⟨

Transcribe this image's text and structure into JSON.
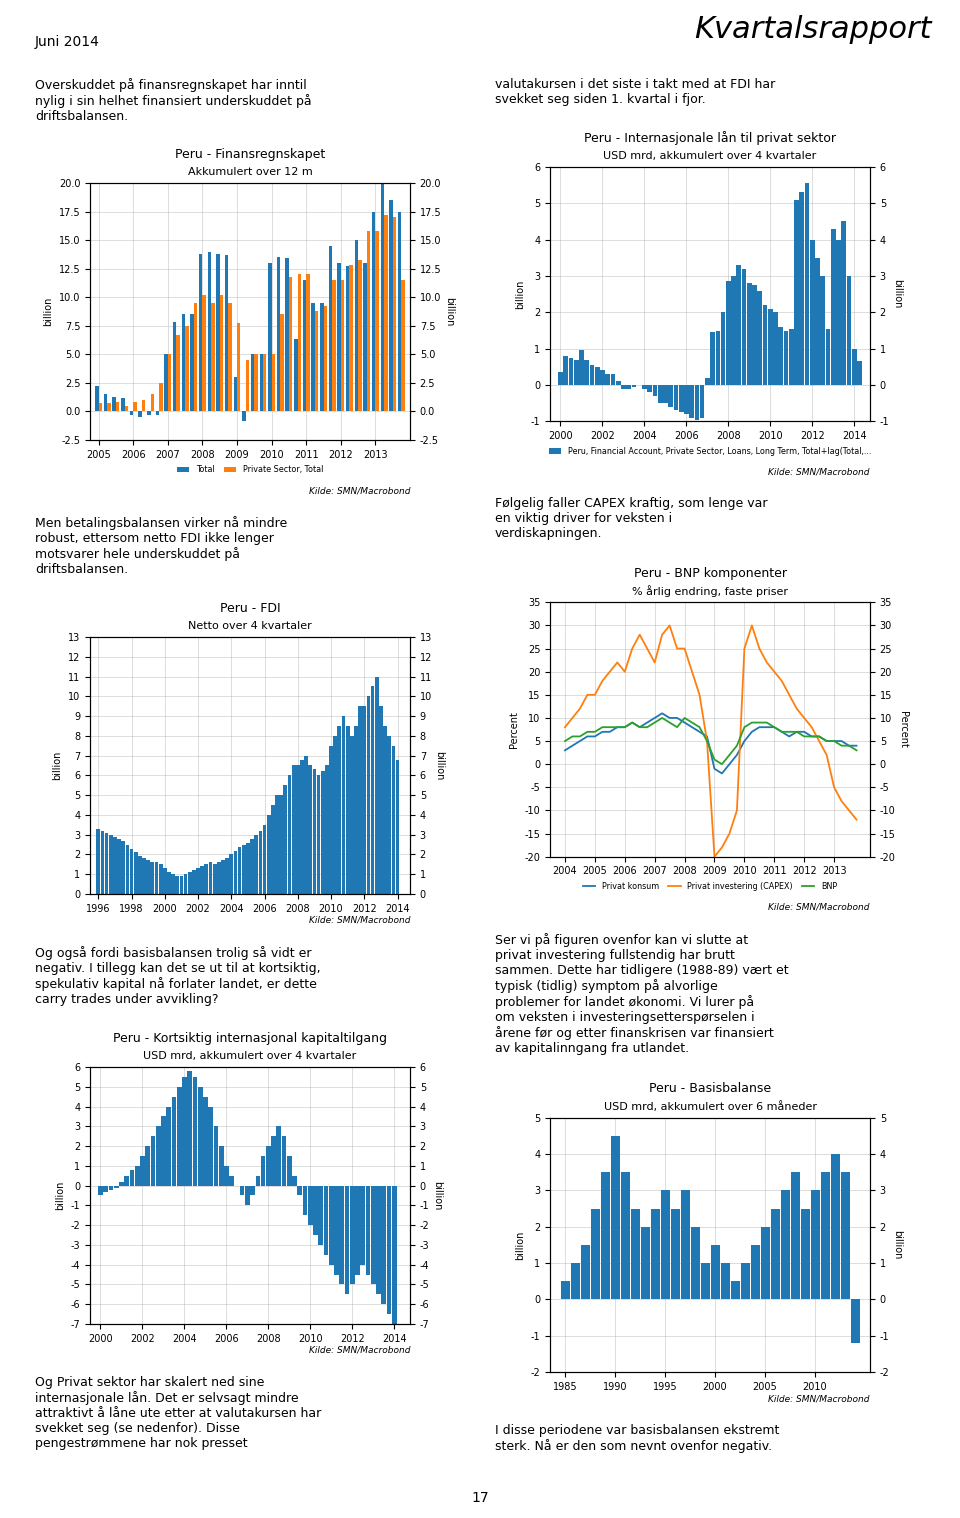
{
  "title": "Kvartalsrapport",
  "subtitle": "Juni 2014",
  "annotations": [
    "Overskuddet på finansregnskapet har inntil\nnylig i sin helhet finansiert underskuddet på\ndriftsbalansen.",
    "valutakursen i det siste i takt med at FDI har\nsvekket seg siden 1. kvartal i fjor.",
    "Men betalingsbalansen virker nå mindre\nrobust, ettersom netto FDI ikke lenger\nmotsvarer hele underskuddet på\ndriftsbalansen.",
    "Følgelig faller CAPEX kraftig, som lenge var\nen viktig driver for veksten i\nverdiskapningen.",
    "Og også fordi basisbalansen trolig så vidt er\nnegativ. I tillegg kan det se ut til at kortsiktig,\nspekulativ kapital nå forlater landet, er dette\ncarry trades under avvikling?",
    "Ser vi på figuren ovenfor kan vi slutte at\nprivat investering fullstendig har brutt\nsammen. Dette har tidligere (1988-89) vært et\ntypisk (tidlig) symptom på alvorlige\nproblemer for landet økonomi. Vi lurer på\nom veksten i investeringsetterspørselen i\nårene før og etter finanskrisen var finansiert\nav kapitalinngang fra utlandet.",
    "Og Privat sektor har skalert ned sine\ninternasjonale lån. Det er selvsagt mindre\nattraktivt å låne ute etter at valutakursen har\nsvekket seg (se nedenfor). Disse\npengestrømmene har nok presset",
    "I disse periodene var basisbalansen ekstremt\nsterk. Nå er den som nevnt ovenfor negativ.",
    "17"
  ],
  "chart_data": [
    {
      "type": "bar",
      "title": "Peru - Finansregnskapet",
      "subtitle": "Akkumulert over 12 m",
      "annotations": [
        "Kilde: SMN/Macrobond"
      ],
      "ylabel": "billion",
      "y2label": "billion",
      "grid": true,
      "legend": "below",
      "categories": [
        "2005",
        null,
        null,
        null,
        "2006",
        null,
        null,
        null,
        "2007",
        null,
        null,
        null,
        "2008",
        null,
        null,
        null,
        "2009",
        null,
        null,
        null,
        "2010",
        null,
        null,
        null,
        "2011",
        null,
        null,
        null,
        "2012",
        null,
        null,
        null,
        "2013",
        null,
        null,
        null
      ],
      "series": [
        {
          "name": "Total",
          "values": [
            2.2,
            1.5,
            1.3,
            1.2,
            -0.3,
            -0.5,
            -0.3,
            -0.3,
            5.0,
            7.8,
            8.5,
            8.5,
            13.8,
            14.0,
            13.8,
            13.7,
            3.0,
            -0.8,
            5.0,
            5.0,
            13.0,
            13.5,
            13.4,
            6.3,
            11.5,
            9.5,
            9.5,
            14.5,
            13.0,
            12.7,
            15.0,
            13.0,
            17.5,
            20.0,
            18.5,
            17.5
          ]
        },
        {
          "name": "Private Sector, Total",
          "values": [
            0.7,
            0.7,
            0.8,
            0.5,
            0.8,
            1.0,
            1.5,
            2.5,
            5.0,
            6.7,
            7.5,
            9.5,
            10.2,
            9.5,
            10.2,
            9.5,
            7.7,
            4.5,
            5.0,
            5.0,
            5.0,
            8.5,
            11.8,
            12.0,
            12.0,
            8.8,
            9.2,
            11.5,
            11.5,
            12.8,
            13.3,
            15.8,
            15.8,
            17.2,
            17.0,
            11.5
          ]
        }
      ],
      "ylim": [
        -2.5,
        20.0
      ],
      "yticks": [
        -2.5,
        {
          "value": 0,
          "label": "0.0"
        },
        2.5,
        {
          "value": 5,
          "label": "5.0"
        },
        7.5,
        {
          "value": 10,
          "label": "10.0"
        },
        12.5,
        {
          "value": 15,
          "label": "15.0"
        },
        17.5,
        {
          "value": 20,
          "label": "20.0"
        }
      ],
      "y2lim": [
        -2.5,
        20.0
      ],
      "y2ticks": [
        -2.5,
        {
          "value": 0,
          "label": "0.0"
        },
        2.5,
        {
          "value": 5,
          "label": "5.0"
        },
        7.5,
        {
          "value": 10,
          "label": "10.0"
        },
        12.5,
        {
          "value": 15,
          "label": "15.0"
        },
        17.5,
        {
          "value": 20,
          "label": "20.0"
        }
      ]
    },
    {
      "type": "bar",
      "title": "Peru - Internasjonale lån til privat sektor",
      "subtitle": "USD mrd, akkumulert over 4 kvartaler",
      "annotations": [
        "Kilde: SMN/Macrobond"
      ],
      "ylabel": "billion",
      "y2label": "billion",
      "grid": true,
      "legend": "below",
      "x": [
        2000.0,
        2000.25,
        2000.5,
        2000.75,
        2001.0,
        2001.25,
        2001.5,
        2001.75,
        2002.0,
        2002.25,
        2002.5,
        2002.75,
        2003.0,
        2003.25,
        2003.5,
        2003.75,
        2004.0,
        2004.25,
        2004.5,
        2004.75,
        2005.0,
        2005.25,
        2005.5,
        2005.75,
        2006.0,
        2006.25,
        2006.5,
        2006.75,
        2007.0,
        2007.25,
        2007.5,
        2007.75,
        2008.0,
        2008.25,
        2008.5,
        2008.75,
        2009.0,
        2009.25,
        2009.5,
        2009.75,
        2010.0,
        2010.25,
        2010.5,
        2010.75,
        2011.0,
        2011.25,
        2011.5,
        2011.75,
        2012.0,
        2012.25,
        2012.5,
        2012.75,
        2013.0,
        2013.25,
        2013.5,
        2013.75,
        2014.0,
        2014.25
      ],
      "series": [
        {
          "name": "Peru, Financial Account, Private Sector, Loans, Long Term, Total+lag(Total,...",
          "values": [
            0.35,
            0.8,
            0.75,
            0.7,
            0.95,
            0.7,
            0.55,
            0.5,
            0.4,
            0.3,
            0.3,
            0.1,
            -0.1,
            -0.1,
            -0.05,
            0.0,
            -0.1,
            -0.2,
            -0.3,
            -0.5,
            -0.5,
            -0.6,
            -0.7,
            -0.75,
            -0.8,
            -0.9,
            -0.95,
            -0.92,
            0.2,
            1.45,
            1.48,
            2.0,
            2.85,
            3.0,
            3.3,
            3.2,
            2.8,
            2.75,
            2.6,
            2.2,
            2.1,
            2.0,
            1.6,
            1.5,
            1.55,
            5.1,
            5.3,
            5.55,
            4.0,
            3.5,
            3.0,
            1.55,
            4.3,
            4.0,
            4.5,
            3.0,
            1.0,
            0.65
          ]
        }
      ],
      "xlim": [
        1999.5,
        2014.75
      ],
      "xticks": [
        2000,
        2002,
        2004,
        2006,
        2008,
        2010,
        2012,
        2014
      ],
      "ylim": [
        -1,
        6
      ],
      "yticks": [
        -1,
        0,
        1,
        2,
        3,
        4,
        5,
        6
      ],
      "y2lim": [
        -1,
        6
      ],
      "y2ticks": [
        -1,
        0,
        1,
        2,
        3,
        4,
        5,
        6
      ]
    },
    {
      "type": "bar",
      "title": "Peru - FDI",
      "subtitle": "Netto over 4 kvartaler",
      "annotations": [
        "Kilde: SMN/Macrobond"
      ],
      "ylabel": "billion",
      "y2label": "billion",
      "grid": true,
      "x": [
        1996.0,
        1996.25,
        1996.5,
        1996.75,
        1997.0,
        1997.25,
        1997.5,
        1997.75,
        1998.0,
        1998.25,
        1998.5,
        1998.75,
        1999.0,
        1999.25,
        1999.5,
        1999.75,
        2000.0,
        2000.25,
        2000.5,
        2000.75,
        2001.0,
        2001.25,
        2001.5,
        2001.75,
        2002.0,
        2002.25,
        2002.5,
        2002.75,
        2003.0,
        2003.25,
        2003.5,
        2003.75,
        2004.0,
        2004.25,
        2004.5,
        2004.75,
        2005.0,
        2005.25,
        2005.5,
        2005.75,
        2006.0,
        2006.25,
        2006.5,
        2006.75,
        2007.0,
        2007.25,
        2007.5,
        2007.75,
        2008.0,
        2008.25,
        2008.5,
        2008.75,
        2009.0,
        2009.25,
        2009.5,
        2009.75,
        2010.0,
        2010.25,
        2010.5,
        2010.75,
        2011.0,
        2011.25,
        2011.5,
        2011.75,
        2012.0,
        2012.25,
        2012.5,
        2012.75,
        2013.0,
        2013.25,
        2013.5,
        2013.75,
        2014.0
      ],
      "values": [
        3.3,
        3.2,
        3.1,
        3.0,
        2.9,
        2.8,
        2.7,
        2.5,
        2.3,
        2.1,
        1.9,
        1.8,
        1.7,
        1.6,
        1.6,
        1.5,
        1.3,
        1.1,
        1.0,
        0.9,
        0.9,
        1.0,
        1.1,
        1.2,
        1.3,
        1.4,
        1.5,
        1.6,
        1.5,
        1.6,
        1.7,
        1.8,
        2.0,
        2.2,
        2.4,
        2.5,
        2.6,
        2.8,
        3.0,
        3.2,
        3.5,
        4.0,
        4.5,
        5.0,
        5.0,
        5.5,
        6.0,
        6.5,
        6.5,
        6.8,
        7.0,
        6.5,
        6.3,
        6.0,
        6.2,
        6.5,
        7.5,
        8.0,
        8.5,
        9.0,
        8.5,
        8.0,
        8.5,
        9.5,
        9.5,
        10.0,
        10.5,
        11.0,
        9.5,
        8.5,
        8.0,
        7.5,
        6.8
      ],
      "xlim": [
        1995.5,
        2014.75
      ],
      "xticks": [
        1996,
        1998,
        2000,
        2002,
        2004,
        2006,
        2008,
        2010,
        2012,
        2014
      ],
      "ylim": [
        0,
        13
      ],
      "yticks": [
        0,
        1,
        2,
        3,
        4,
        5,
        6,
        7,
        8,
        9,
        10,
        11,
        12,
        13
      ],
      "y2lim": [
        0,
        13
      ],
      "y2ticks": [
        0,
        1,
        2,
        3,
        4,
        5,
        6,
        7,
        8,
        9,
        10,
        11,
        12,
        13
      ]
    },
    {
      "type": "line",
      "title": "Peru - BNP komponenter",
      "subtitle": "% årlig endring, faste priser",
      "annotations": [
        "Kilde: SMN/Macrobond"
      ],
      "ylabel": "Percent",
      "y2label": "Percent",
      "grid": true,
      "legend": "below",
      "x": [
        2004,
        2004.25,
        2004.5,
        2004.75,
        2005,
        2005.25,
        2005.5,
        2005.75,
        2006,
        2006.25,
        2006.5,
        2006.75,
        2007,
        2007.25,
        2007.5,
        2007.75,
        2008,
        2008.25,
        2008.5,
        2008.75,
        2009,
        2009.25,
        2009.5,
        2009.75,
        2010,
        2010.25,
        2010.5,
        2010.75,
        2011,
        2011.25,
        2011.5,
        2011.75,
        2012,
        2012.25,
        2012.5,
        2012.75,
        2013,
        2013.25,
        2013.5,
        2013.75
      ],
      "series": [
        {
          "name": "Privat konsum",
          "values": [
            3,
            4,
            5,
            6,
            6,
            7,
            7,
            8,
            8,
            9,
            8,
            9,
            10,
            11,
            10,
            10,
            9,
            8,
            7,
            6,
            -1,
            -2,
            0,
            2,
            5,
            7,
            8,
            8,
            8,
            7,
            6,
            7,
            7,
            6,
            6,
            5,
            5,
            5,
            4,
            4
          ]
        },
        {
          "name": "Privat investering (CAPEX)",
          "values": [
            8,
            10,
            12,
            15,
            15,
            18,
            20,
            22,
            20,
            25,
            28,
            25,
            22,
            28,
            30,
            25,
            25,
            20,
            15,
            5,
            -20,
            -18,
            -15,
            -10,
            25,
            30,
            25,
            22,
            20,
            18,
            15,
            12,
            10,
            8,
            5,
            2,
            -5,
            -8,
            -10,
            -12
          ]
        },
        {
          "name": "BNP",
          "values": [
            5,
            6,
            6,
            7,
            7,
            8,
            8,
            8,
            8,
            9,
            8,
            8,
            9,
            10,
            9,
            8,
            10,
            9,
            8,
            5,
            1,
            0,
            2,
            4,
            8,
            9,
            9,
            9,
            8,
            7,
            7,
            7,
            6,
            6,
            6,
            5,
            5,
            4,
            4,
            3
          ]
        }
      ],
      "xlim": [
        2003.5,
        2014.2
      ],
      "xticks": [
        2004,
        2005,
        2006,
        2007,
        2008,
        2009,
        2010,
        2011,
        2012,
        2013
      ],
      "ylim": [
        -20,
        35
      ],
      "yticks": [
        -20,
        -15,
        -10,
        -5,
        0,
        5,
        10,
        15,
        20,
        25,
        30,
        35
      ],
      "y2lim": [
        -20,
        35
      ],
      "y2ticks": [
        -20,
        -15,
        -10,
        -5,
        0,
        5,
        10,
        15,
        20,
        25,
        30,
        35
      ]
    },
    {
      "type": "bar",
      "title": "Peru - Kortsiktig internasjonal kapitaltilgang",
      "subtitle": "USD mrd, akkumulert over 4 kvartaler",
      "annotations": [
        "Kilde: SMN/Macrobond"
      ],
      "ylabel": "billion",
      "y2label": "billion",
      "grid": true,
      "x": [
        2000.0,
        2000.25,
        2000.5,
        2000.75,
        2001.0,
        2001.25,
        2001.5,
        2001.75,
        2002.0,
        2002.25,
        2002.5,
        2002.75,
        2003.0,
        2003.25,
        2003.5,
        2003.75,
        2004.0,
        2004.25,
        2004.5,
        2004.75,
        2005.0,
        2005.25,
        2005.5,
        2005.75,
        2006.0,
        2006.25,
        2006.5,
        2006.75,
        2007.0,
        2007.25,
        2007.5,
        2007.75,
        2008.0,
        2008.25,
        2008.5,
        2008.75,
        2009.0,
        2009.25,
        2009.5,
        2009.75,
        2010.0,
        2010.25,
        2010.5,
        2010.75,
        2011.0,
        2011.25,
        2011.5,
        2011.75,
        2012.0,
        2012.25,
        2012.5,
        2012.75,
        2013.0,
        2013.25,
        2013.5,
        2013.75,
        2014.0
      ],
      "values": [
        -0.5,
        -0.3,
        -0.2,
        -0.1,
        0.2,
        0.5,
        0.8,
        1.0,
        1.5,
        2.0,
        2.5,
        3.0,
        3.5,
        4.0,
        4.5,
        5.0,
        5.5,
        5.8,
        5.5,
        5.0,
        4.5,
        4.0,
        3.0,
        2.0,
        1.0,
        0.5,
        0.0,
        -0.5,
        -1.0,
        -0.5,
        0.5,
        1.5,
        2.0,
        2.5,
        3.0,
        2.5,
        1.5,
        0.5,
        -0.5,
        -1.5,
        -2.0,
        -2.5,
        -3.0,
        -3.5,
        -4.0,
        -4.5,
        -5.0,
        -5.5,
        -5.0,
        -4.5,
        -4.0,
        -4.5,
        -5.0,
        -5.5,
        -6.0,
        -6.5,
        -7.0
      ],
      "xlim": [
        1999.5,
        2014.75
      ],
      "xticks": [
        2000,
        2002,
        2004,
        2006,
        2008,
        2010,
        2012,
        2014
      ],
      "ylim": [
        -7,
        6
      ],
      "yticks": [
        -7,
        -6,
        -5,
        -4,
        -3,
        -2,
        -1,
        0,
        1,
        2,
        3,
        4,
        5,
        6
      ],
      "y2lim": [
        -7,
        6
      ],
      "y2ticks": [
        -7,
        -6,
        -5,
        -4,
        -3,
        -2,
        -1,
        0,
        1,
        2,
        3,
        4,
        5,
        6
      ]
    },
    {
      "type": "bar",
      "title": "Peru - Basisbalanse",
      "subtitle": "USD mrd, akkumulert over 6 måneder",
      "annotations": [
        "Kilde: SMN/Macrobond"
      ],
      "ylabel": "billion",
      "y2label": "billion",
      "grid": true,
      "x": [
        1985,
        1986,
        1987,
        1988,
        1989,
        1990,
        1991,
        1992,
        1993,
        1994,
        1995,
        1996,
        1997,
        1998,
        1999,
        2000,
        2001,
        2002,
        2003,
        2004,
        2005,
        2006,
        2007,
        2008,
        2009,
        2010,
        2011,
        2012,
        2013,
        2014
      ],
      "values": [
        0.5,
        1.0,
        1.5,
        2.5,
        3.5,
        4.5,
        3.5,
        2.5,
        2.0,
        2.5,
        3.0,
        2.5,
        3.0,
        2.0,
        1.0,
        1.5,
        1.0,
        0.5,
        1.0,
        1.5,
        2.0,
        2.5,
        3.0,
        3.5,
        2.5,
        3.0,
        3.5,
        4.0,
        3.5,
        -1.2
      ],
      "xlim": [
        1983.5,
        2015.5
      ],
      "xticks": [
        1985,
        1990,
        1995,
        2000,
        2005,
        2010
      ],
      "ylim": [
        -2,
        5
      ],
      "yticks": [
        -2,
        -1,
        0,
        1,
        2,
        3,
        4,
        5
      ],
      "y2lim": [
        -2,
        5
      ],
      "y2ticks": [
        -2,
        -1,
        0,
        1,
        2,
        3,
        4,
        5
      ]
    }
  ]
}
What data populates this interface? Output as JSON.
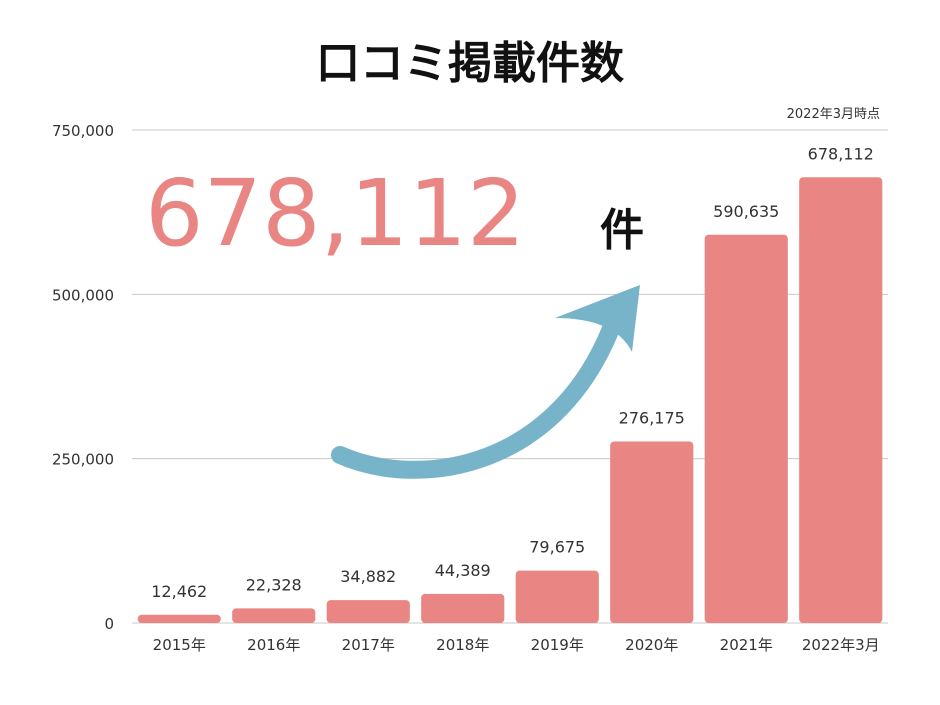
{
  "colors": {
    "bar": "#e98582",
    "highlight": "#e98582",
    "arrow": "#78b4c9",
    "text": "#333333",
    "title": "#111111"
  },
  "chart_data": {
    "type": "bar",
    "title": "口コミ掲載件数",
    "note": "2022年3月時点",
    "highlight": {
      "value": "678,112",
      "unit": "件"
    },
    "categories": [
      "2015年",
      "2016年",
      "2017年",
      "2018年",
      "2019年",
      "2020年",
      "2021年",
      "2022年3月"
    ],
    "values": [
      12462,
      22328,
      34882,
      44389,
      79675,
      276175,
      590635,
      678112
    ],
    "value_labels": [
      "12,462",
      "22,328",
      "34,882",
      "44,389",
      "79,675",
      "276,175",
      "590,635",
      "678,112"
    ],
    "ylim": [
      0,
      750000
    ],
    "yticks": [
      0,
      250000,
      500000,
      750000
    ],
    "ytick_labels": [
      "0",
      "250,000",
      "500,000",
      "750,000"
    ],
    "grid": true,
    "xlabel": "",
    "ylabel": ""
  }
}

⟩

Your task is to retype the lines running from the one that contains "What data populates" through the end of the records, and nothing else. Pictures are not part of the copy.

• **SOLUTION TO THE EXERCISE**
What data populates this interface? Output as JSON.
{
  "colors": {
    "bar": "#e98582",
    "highlight": "#e98582",
    "arrow": "#78b4c9",
    "text": "#333333",
    "title": "#111111"
  },
  "chart_data": {
    "type": "bar",
    "title": "口コミ掲載件数",
    "note": "2022年3月時点",
    "highlight": {
      "value": "678,112",
      "unit": "件"
    },
    "categories": [
      "2015年",
      "2016年",
      "2017年",
      "2018年",
      "2019年",
      "2020年",
      "2021年",
      "2022年3月"
    ],
    "values": [
      12462,
      22328,
      34882,
      44389,
      79675,
      276175,
      590635,
      678112
    ],
    "value_labels": [
      "12,462",
      "22,328",
      "34,882",
      "44,389",
      "79,675",
      "276,175",
      "590,635",
      "678,112"
    ],
    "ylim": [
      0,
      750000
    ],
    "yticks": [
      0,
      250000,
      500000,
      750000
    ],
    "ytick_labels": [
      "0",
      "250,000",
      "500,000",
      "750,000"
    ],
    "grid": true,
    "xlabel": "",
    "ylabel": ""
  }
}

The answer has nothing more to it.